*WORK TASK*. Nothing except the pictures should be left out when you reproduce the listing exactly.
--- MATERIAL FOR THE TASK Enclosed Below ---
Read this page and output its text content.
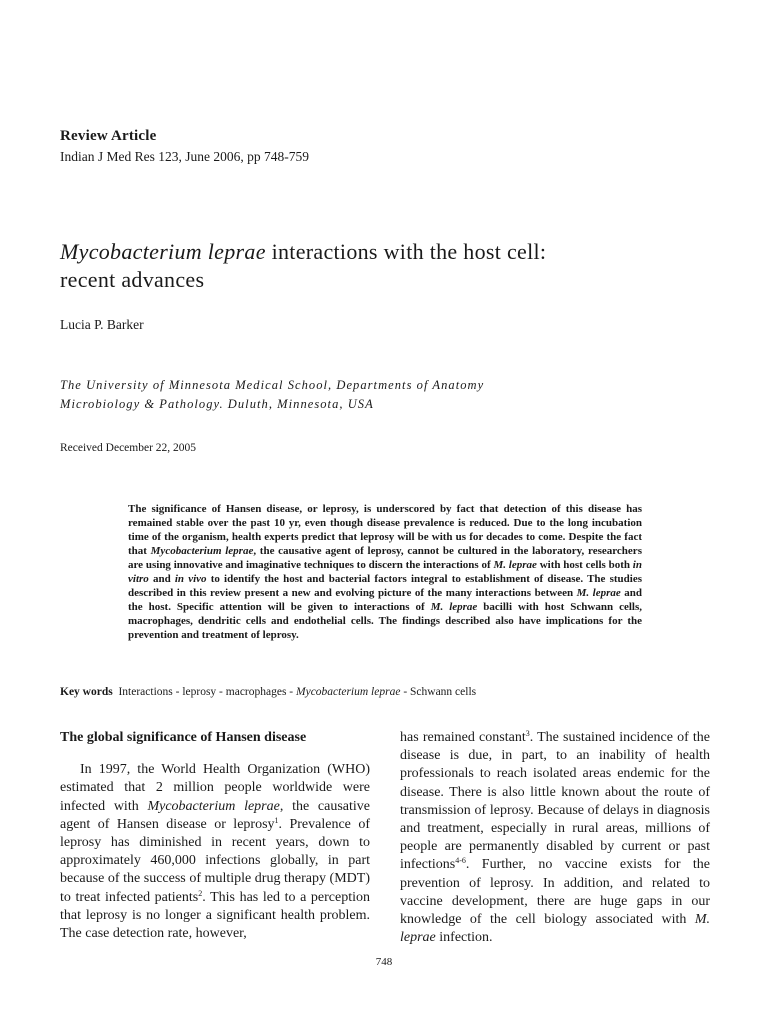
Review Article
Indian J Med Res 123, June 2006, pp 748-759
Mycobacterium leprae interactions with the host cell:
recent advances
Lucia P. Barker
The University of Minnesota Medical School, Departments of Anatomy
Microbiology & Pathology. Duluth, Minnesota, USA
Received December 22, 2005

The significance of Hansen disease, or leprosy, is underscored by fact that detection of this disease has remained stable over the past 10 yr, even though disease prevalence is reduced. Due to the long incubation time of the organism, health experts predict that leprosy will be with us for decades to come. Despite the fact that Mycobacterium leprae, the causative agent of leprosy, cannot be cultured in the laboratory, researchers are using innovative and imaginative techniques to discern the interactions of M. leprae with host cells both in vitro and in vivo to identify the host and bacterial factors integral to establishment of disease. The studies described in this review present a new and evolving picture of the many interactions between M. leprae and the host. Specific attention will be given to interactions of M. leprae bacilli with host Schwann cells, macrophages, dendritic cells and endothelial cells. The findings described also have implications for the prevention and treatment of leprosy.

Key words Interactions - leprosy - macrophages - Mycobacterium leprae - Schwann cells

The global significance of Hansen disease

In 1997, the World Health Organization (WHO) estimated that 2 million people worldwide were infected with Mycobacterium leprae, the causative agent of Hansen disease or leprosy$^1$. Prevalence of leprosy has diminished in recent years, down to approximately 460,000 infections globally, in part because of the success of multiple drug therapy (MDT) to treat infected patients$^2$. This has led to a perception that leprosy is no longer a significant health problem. The case detection rate, however,

has remained constant$^3$. The sustained incidence of the disease is due, in part, to an inability of health professionals to reach isolated areas endemic for the disease. There is also little known about the route of transmission of leprosy. Because of delays in diagnosis and treatment, especially in rural areas, millions of people are permanently disabled by current or past infections$^{4-6}$. Further, no vaccine exists for the prevention of leprosy. In addition, and related to vaccine development, there are huge gaps in our knowledge of the cell biology associated with M. leprae infection.

748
--- End of Enclosed MATERIAL FOR THE TASK ---
*RESPONSE FOR THIS EXERCISE*.
Read this page and output its text content.
Review Article
Indian J Med Res 123, June 2006, pp 748-759
Mycobacterium leprae interactions with the host cell:
recent advances
Lucia P. Barker
The University of Minnesota Medical School, Departments of Anatomy
Microbiology & Pathology. Duluth, Minnesota, USA
Received December 22, 2005

The significance of Hansen disease, or leprosy, is underscored by fact that detection of this disease has remained stable over the past 10 yr, even though disease prevalence is reduced. Due to the long incubation time of the organism, health experts predict that leprosy will be with us for decades to come. Despite the fact that Mycobacterium leprae, the causative agent of leprosy, cannot be cultured in the laboratory, researchers are using innovative and imaginative techniques to discern the interactions of M. leprae with host cells both in vitro and in vivo to identify the host and bacterial factors integral to establishment of disease. The studies described in this review present a new and evolving picture of the many interactions between M. leprae and the host. Specific attention will be given to interactions of M. leprae bacilli with host Schwann cells, macrophages, dendritic cells and endothelial cells. The findings described also have implications for the prevention and treatment of leprosy.

Key words Interactions - leprosy - macrophages - Mycobacterium leprae - Schwann cells

The global significance of Hansen disease

In 1997, the World Health Organization (WHO) estimated that 2 million people worldwide were infected with Mycobacterium leprae, the causative agent of Hansen disease or leprosy$^1$. Prevalence of leprosy has diminished in recent years, down to approximately 460,000 infections globally, in part because of the success of multiple drug therapy (MDT) to treat infected patients$^2$. This has led to a perception that leprosy is no longer a significant health problem. The case detection rate, however,

has remained constant$^3$. The sustained incidence of the disease is due, in part, to an inability of health professionals to reach isolated areas endemic for the disease. There is also little known about the route of transmission of leprosy. Because of delays in diagnosis and treatment, especially in rural areas, millions of people are permanently disabled by current or past infections$^{4-6}$. Further, no vaccine exists for the prevention of leprosy. In addition, and related to vaccine development, there are huge gaps in our knowledge of the cell biology associated with M. leprae infection.

748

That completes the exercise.